What is expected: Show all lines of the listing that hold the word "view".

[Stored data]
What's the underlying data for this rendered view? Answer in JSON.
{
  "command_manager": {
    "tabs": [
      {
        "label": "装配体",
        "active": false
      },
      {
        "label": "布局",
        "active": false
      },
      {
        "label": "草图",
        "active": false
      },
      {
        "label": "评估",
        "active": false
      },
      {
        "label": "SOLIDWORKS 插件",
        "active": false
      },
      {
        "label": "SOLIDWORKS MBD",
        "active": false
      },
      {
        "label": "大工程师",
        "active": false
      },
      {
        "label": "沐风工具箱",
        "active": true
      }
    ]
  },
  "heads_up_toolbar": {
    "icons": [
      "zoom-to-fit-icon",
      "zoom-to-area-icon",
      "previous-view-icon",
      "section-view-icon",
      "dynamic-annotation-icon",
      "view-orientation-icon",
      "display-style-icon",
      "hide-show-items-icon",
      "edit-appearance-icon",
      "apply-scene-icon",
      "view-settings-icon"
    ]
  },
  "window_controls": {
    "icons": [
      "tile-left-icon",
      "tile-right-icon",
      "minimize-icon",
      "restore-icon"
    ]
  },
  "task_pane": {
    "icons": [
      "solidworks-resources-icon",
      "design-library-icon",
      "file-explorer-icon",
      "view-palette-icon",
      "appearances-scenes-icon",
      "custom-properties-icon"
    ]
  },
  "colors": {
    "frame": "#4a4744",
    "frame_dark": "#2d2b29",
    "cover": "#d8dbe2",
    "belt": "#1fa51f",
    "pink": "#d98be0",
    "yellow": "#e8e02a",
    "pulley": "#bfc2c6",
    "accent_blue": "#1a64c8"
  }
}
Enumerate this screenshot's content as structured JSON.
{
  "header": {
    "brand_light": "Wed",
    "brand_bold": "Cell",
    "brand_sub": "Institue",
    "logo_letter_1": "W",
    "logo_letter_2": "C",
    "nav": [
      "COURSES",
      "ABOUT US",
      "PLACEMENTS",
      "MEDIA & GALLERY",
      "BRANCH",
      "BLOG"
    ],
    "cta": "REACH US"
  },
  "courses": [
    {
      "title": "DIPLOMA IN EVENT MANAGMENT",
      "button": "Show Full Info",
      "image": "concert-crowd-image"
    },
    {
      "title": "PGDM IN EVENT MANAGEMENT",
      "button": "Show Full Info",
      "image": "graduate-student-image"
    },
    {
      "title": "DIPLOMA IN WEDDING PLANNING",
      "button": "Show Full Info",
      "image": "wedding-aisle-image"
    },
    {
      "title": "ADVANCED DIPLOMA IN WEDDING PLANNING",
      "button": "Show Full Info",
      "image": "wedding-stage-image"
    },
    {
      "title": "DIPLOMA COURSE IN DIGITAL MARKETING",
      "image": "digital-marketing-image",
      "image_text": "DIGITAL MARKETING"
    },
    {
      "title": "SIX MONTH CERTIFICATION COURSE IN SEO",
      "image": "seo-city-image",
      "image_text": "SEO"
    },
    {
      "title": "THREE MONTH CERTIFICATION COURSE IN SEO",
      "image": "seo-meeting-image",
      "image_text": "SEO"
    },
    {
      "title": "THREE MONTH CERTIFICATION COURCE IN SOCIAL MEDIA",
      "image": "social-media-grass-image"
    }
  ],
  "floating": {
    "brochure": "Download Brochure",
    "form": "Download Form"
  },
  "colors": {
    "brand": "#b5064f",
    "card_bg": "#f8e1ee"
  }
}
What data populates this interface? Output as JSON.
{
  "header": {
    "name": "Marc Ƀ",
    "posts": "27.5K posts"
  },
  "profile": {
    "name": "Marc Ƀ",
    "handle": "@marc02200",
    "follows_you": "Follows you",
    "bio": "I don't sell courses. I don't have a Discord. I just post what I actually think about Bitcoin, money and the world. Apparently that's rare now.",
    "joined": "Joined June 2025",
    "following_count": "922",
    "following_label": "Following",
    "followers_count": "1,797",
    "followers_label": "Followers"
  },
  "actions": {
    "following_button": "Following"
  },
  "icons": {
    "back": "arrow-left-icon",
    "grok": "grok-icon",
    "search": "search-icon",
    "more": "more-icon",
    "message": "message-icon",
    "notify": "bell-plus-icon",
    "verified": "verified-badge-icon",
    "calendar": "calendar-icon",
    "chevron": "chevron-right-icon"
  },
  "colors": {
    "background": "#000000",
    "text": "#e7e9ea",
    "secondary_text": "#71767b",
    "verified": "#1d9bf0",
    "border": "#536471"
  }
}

Written response:
What's the underlying data for this rendered view? Answer in JSON.
      "previous-view-icon",
      "section-view-icon",
      "view-orientation-icon",
      "view-settings-icon"
      "view-palette-icon",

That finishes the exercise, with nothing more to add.